■ REQUEST:
Will you give the material below again, every line exactly as it is?

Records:
____________
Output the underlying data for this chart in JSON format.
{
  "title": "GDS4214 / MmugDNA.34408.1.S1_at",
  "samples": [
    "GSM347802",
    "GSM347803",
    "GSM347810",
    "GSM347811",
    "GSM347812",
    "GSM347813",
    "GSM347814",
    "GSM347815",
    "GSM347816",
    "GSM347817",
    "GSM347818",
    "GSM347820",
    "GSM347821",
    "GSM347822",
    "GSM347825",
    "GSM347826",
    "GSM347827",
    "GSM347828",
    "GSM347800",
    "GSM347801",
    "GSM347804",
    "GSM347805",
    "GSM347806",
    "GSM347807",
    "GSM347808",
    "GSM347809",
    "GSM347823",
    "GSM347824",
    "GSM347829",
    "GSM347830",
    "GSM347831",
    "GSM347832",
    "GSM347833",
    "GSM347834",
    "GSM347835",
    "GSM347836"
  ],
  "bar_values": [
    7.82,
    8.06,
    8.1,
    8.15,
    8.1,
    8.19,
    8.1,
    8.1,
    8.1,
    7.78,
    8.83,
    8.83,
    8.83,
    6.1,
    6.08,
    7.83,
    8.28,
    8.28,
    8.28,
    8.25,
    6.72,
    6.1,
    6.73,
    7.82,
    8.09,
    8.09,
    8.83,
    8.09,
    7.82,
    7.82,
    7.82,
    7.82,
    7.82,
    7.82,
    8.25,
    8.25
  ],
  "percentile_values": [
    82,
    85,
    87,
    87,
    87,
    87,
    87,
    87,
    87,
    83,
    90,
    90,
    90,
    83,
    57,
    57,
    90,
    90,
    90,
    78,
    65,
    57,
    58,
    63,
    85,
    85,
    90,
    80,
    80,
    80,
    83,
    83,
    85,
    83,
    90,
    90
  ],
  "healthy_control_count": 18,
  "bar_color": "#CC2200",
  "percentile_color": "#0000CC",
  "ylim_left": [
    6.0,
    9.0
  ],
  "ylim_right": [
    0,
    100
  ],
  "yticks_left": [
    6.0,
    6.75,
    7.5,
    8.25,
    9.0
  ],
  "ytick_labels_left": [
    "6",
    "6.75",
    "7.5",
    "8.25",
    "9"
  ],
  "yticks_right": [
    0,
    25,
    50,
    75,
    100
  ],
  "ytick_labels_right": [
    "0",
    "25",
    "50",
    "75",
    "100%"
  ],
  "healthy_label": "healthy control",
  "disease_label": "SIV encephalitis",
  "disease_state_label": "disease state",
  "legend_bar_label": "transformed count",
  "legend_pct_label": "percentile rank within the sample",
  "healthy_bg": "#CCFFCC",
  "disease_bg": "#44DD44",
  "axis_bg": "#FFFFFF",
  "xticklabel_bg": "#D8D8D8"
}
____________
■ OUTPUT OF THE EXERCISE:
Output the underlying data for this chart in JSON format.
{
  "title": "GDS4214 / MmugDNA.34408.1.S1_at",
  "samples": [
    "GSM347802",
    "GSM347803",
    "GSM347810",
    "GSM347811",
    "GSM347812",
    "GSM347813",
    "GSM347814",
    "GSM347815",
    "GSM347816",
    "GSM347817",
    "GSM347818",
    "GSM347820",
    "GSM347821",
    "GSM347822",
    "GSM347825",
    "GSM347826",
    "GSM347827",
    "GSM347828",
    "GSM347800",
    "GSM347801",
    "GSM347804",
    "GSM347805",
    "GSM347806",
    "GSM347807",
    "GSM347808",
    "GSM347809",
    "GSM347823",
    "GSM347824",
    "GSM347829",
    "GSM347830",
    "GSM347831",
    "GSM347832",
    "GSM347833",
    "GSM347834",
    "GSM347835",
    "GSM347836"
  ],
  "bar_values": [
    7.82,
    8.06,
    8.1,
    8.15,
    8.1,
    8.19,
    8.1,
    8.1,
    8.1,
    7.78,
    8.83,
    8.83,
    8.83,
    6.1,
    6.08,
    7.83,
    8.28,
    8.28,
    8.28,
    8.25,
    6.72,
    6.1,
    6.73,
    7.82,
    8.09,
    8.09,
    8.83,
    8.09,
    7.82,
    7.82,
    7.82,
    7.82,
    7.82,
    7.82,
    8.25,
    8.25
  ],
  "percentile_values": [
    82,
    85,
    87,
    87,
    87,
    87,
    87,
    87,
    87,
    83,
    90,
    90,
    90,
    83,
    57,
    57,
    90,
    90,
    90,
    78,
    65,
    57,
    58,
    63,
    85,
    85,
    90,
    80,
    80,
    80,
    83,
    83,
    85,
    83,
    90,
    90
  ],
  "healthy_control_count": 18,
  "bar_color": "#CC2200",
  "percentile_color": "#0000CC",
  "ylim_left": [
    6.0,
    9.0
  ],
  "ylim_right": [
    0,
    100
  ],
  "yticks_left": [
    6.0,
    6.75,
    7.5,
    8.25,
    9.0
  ],
  "ytick_labels_left": [
    "6",
    "6.75",
    "7.5",
    "8.25",
    "9"
  ],
  "yticks_right": [
    0,
    25,
    50,
    75,
    100
  ],
  "ytick_labels_right": [
    "0",
    "25",
    "50",
    "75",
    "100%"
  ],
  "healthy_label": "healthy control",
  "disease_label": "SIV encephalitis",
  "disease_state_label": "disease state",
  "legend_bar_label": "transformed count",
  "legend_pct_label": "percentile rank within the sample",
  "healthy_bg": "#CCFFCC",
  "disease_bg": "#44DD44",
  "axis_bg": "#FFFFFF",
  "xticklabel_bg": "#D8D8D8"
}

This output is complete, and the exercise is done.